- [What is being asked]
Copy every line of the entries that includes the word "ylabel".
-------- Extracted data
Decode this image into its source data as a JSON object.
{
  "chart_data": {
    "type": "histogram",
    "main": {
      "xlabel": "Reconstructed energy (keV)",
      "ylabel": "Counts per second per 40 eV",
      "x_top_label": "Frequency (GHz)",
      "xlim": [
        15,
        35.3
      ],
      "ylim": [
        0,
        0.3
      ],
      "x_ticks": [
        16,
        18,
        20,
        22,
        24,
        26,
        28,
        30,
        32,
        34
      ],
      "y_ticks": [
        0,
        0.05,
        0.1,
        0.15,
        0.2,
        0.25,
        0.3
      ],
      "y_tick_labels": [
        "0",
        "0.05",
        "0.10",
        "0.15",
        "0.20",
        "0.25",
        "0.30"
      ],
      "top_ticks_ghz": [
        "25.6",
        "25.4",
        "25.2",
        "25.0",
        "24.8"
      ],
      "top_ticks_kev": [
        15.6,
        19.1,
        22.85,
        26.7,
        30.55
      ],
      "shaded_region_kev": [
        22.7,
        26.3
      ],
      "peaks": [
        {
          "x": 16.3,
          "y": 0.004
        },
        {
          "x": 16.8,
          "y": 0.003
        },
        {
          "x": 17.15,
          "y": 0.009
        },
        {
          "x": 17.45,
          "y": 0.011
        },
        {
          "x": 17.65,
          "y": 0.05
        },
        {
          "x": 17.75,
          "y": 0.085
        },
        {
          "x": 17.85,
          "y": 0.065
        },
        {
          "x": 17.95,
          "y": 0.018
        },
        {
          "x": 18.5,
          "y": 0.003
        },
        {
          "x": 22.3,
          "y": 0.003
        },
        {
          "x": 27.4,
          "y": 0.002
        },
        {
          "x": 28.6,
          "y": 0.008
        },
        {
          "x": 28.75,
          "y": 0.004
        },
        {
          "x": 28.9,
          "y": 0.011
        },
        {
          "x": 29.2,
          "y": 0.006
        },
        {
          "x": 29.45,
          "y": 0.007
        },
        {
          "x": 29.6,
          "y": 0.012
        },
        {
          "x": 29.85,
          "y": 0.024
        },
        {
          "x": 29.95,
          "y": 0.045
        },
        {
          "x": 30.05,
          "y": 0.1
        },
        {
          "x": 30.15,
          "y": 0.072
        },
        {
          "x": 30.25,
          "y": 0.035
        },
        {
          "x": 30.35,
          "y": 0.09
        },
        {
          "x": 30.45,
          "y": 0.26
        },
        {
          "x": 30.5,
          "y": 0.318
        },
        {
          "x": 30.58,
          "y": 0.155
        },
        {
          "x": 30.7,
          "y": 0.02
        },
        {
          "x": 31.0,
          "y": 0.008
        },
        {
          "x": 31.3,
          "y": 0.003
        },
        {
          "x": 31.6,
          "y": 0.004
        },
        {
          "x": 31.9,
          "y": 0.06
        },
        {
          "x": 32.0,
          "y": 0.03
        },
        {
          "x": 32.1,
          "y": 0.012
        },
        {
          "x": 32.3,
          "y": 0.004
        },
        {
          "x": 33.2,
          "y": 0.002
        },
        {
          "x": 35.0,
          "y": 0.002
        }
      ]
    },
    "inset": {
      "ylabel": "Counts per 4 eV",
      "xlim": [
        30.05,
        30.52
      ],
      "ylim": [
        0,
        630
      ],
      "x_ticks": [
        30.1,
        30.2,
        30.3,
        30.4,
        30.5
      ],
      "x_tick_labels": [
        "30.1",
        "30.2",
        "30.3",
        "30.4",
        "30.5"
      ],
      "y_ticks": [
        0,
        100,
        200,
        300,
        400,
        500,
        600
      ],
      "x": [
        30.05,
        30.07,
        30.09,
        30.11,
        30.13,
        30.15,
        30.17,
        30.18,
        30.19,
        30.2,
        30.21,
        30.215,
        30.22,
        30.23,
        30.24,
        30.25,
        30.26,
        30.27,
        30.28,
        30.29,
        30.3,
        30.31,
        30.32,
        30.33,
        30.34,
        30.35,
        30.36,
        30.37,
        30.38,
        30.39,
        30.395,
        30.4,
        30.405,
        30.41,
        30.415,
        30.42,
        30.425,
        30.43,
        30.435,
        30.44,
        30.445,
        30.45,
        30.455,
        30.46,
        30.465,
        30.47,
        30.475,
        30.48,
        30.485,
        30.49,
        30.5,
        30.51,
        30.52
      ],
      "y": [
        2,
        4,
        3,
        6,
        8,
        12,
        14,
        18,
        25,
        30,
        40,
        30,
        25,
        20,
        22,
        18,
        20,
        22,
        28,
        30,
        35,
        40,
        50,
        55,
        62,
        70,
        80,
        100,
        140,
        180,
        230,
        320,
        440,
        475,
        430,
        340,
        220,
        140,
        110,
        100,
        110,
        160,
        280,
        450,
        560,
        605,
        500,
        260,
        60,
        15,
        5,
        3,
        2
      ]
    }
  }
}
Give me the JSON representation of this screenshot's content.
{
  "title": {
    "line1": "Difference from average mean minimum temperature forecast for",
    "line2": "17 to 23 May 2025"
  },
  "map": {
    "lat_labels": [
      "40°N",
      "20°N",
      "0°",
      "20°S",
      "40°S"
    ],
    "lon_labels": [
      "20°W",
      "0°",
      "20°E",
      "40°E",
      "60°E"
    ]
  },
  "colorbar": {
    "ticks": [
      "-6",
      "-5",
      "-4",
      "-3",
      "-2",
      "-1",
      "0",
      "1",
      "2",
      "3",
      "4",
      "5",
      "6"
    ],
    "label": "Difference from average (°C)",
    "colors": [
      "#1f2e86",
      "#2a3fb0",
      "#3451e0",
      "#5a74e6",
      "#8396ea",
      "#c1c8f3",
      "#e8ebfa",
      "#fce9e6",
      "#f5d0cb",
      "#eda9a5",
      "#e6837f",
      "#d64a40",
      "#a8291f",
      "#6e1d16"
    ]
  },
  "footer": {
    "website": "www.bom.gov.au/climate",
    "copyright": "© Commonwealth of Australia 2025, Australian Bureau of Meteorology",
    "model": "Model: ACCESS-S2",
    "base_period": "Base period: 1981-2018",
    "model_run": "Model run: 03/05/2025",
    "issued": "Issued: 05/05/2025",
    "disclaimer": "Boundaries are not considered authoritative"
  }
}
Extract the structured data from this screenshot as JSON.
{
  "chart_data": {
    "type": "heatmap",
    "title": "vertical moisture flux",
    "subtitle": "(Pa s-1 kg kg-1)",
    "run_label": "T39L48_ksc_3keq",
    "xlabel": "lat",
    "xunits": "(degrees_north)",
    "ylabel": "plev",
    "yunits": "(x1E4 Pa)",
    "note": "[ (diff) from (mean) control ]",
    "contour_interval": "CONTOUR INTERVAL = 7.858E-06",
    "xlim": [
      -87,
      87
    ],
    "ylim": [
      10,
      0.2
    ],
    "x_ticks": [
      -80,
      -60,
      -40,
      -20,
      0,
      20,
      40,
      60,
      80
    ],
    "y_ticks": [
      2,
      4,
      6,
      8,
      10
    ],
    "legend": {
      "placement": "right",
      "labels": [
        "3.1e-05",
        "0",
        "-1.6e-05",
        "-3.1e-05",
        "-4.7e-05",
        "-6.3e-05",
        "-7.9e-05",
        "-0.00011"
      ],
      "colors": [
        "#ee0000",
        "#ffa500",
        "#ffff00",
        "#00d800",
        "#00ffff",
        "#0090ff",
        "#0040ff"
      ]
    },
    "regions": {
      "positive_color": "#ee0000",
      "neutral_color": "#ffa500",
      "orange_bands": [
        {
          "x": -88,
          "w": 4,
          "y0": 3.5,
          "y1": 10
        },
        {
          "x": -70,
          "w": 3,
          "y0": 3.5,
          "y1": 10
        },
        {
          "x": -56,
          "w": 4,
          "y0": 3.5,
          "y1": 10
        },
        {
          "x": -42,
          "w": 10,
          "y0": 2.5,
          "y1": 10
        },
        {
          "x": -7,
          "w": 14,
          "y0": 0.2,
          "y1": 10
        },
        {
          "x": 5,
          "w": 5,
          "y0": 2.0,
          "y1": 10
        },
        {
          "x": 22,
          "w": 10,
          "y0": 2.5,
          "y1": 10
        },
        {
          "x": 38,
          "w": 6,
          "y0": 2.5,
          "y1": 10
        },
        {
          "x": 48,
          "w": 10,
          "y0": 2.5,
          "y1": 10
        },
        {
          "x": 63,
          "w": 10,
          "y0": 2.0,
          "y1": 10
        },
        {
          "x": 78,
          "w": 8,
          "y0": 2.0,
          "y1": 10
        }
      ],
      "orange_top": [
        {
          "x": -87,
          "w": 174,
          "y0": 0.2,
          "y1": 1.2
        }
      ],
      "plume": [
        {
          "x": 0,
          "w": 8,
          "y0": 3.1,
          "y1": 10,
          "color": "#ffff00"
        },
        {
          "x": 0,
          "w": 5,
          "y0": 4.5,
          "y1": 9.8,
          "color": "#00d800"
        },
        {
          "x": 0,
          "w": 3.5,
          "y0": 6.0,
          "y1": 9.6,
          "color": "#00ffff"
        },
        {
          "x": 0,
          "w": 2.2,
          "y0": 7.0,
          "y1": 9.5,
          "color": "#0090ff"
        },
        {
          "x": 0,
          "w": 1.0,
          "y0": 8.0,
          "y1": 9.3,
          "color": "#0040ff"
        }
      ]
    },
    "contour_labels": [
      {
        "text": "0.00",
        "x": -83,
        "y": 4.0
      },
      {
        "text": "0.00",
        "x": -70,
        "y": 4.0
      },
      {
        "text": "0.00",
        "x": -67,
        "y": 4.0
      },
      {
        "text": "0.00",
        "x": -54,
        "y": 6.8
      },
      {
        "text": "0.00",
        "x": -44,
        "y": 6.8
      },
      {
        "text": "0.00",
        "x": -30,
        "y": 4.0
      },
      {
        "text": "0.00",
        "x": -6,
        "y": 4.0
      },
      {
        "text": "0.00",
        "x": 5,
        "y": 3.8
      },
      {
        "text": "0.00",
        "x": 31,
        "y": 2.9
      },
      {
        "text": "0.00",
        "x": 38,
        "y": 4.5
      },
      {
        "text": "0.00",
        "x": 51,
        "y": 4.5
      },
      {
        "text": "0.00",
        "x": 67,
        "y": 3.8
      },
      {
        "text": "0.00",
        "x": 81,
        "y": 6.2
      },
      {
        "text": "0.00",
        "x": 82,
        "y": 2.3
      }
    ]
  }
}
----------------
- [Result]
      "ylabel": "Counts per second per 40 eV",
      "ylabel": "Counts per 4 eV",
    "ylabel": "plev",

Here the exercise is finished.